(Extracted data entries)
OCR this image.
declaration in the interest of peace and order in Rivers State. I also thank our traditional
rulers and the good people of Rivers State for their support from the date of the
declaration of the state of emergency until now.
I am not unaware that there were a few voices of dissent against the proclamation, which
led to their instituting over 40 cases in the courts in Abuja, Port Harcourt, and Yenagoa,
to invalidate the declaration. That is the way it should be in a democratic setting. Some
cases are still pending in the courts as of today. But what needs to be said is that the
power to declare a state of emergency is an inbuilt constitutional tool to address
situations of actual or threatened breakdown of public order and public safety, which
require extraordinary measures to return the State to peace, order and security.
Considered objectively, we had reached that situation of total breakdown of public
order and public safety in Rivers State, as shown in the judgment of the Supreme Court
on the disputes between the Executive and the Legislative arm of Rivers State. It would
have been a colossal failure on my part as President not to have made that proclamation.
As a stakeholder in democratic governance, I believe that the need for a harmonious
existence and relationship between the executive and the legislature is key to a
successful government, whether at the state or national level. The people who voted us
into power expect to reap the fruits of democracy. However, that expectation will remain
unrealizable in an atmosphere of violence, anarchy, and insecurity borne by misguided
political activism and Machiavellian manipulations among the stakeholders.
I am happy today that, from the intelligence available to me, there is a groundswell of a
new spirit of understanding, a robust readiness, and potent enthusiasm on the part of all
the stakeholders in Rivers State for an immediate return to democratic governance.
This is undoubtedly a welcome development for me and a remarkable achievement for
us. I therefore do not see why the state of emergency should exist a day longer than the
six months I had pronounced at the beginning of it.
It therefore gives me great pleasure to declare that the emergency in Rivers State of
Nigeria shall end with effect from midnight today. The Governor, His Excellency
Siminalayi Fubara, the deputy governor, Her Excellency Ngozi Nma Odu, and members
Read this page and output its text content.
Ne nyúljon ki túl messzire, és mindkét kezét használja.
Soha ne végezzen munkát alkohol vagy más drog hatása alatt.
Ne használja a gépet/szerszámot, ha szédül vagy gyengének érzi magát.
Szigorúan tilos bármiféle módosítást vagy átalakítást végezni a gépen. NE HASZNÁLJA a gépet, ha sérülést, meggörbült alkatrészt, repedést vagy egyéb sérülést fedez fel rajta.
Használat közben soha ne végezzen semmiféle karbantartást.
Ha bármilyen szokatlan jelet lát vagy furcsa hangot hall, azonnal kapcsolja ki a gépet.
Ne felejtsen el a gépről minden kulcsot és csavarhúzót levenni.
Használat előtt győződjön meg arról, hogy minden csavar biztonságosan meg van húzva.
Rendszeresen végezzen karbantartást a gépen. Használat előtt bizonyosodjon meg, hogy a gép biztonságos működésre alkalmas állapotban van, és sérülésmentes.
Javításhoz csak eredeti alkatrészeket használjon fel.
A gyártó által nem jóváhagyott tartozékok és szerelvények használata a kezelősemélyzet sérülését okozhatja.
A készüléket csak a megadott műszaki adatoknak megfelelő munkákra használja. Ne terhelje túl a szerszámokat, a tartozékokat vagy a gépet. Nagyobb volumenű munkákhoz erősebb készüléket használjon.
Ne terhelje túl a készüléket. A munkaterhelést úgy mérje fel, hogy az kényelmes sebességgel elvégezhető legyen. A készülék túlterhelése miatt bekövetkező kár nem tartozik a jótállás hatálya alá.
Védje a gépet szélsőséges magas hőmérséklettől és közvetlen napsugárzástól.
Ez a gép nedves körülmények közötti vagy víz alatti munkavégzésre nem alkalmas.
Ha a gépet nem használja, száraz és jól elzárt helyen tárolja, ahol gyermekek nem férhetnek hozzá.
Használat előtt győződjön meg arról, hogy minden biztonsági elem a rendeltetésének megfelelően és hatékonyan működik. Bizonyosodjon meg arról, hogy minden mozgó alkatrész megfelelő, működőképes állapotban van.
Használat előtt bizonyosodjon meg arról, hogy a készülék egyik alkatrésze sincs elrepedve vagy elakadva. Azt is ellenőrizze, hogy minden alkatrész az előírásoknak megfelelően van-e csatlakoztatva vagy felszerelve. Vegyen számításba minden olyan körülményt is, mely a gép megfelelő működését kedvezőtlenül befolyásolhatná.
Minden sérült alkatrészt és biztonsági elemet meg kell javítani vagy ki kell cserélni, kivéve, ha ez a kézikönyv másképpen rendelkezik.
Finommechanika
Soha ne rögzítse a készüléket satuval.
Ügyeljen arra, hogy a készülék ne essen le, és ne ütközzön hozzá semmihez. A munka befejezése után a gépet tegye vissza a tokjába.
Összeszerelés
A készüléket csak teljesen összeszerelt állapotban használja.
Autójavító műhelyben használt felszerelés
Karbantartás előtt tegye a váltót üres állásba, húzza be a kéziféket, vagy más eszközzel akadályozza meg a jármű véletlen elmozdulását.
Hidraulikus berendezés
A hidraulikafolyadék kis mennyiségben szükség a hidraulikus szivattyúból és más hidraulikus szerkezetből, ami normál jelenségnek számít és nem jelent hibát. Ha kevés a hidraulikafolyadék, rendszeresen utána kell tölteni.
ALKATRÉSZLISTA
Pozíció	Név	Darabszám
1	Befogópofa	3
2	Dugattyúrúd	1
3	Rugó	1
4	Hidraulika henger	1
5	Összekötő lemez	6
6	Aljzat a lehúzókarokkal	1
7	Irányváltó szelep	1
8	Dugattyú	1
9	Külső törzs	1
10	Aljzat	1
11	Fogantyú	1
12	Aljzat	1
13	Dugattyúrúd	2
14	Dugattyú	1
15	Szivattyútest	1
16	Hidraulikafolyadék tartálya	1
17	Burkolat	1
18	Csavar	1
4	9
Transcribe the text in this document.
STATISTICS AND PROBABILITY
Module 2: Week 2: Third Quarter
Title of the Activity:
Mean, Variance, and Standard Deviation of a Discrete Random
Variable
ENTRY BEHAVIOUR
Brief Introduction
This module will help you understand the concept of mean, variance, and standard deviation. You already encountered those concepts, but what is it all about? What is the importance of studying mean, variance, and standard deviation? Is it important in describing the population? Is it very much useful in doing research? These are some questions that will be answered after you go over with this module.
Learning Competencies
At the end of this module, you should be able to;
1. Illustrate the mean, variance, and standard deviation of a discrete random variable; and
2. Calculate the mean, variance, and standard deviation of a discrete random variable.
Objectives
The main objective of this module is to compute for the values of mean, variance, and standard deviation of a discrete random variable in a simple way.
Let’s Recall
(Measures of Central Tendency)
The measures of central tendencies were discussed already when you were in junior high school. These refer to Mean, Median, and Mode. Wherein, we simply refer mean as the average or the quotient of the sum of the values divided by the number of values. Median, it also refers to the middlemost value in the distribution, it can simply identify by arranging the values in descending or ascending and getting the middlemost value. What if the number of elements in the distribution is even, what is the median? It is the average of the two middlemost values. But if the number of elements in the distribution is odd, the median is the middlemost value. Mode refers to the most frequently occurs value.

## What you have to do
Pull every line containing "safety" out of the records.

## The completed task
situations of actual or threatened breakdown of public order and public safety, which
order and public safety in Rivers State, as shown in the judgment of the Supreme Court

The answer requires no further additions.